▶ **EXERCISE AIM**
Transcribe the records in full.

▶ **SUPPLIED DATA**
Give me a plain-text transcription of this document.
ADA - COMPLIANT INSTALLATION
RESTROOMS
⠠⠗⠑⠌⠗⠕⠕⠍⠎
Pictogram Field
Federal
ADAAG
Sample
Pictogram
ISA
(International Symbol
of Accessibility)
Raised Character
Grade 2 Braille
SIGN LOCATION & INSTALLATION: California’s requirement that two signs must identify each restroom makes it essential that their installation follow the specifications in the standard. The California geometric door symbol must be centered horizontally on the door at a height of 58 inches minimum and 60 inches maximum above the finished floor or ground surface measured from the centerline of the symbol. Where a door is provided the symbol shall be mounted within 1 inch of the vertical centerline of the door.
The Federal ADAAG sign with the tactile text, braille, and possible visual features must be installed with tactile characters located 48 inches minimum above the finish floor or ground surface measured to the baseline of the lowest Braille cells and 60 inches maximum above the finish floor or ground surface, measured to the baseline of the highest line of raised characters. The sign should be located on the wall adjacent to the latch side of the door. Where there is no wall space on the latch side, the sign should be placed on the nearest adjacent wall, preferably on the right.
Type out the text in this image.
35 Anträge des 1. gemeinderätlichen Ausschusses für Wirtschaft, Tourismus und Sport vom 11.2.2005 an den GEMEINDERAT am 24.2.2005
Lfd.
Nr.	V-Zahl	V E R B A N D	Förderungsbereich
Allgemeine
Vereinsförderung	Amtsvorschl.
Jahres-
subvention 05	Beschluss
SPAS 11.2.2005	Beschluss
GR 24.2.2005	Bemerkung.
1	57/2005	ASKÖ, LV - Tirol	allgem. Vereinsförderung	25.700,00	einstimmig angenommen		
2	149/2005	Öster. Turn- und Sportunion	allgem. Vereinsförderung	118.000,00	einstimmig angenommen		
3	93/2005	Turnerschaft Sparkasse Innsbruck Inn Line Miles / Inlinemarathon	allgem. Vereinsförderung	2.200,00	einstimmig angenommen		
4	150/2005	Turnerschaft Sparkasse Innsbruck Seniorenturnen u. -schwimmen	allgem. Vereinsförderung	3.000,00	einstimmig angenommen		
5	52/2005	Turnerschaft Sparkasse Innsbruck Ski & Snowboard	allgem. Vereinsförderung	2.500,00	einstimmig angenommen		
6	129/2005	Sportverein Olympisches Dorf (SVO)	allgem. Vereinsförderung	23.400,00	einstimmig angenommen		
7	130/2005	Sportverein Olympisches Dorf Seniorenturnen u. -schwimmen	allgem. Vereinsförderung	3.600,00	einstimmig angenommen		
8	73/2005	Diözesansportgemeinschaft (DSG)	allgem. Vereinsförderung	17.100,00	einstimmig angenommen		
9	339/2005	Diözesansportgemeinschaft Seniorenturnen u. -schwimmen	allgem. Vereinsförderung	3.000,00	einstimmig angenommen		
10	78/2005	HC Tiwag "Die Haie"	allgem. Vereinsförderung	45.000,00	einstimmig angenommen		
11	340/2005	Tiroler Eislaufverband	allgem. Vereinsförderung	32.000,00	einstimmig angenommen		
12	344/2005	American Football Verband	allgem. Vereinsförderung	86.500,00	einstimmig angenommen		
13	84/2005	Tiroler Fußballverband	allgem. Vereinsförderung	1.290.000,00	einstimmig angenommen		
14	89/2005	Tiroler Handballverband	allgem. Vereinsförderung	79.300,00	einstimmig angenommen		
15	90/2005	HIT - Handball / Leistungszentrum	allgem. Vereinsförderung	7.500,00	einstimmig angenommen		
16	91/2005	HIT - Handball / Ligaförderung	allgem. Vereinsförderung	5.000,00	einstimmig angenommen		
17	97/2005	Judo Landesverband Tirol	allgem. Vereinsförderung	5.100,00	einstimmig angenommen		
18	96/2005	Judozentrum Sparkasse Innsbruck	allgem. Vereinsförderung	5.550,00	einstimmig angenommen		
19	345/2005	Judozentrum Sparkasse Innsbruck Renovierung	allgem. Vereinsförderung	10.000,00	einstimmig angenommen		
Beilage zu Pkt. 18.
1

▶ **WRITTEN ANSWER**
Give me a plain-text transcription of this document.
ADA - COMPLIANT INSTALLATION
RESTROOMS
⠠⠗⠑⠌⠗⠕⠕⠍⠎
Pictogram Field
Federal
ADAAG
Sample
Pictogram
ISA
(International Symbol
of Accessibility)
Raised Character
Grade 2 Braille
SIGN LOCATION & INSTALLATION: California’s requirement that two signs must identify each restroom makes it essential that their installation follow the specifications in the standard. The California geometric door symbol must be centered horizontally on the door at a height of 58 inches minimum and 60 inches maximum above the finished floor or ground surface measured from the centerline of the symbol. Where a door is provided the symbol shall be mounted within 1 inch of the vertical centerline of the door.
The Federal ADAAG sign with the tactile text, braille, and possible visual features must be installed with tactile characters located 48 inches minimum above the finish floor or ground surface measured to the baseline of the lowest Braille cells and 60 inches maximum above the finish floor or ground surface, measured to the baseline of the highest line of raised characters. The sign should be located on the wall adjacent to the latch side of the door. Where there is no wall space on the latch side, the sign should be placed on the nearest adjacent wall, preferably on the right.
Type out the text in this image.
35 Anträge des 1. gemeinderätlichen Ausschusses für Wirtschaft, Tourismus und Sport vom 11.2.2005 an den GEMEINDERAT am 24.2.2005
Lfd.
Nr.	V-Zahl	V E R B A N D	Förderungsbereich
Allgemeine
Vereinsförderung	Amtsvorschl.
Jahres-
subvention 05	Beschluss
SPAS 11.2.2005	Beschluss
GR 24.2.2005	Bemerkung.
1	57/2005	ASKÖ, LV - Tirol	allgem. Vereinsförderung	25.700,00	einstimmig angenommen		
2	149/2005	Öster. Turn- und Sportunion	allgem. Vereinsförderung	118.000,00	einstimmig angenommen		
3	93/2005	Turnerschaft Sparkasse Innsbruck Inn Line Miles / Inlinemarathon	allgem. Vereinsförderung	2.200,00	einstimmig angenommen		
4	150/2005	Turnerschaft Sparkasse Innsbruck Seniorenturnen u. -schwimmen	allgem. Vereinsförderung	3.000,00	einstimmig angenommen		
5	52/2005	Turnerschaft Sparkasse Innsbruck Ski & Snowboard	allgem. Vereinsförderung	2.500,00	einstimmig angenommen		
6	129/2005	Sportverein Olympisches Dorf (SVO)	allgem. Vereinsförderung	23.400,00	einstimmig angenommen		
7	130/2005	Sportverein Olympisches Dorf Seniorenturnen u. -schwimmen	allgem. Vereinsförderung	3.600,00	einstimmig angenommen		
8	73/2005	Diözesansportgemeinschaft (DSG)	allgem. Vereinsförderung	17.100,00	einstimmig angenommen		
9	339/2005	Diözesansportgemeinschaft Seniorenturnen u. -schwimmen	allgem. Vereinsförderung	3.000,00	einstimmig angenommen		
10	78/2005	HC Tiwag "Die Haie"	allgem. Vereinsförderung	45.000,00	einstimmig angenommen		
11	340/2005	Tiroler Eislaufverband	allgem. Vereinsförderung	32.000,00	einstimmig angenommen		
12	344/2005	American Football Verband	allgem. Vereinsförderung	86.500,00	einstimmig angenommen		
13	84/2005	Tiroler Fußballverband	allgem. Vereinsförderung	1.290.000,00	einstimmig angenommen		
14	89/2005	Tiroler Handballverband	allgem. Vereinsförderung	79.300,00	einstimmig angenommen		
15	90/2005	HIT - Handball / Leistungszentrum	allgem. Vereinsförderung	7.500,00	einstimmig angenommen		
16	91/2005	HIT - Handball / Ligaförderung	allgem. Vereinsförderung	5.000,00	einstimmig angenommen		
17	97/2005	Judo Landesverband Tirol	allgem. Vereinsförderung	5.100,00	einstimmig angenommen		
18	96/2005	Judozentrum Sparkasse Innsbruck	allgem. Vereinsförderung	5.550,00	einstimmig angenommen		
19	345/2005	Judozentrum Sparkasse Innsbruck Renovierung	allgem. Vereinsförderung	10.000,00	einstimmig angenommen		
Beilage zu Pkt. 18.
1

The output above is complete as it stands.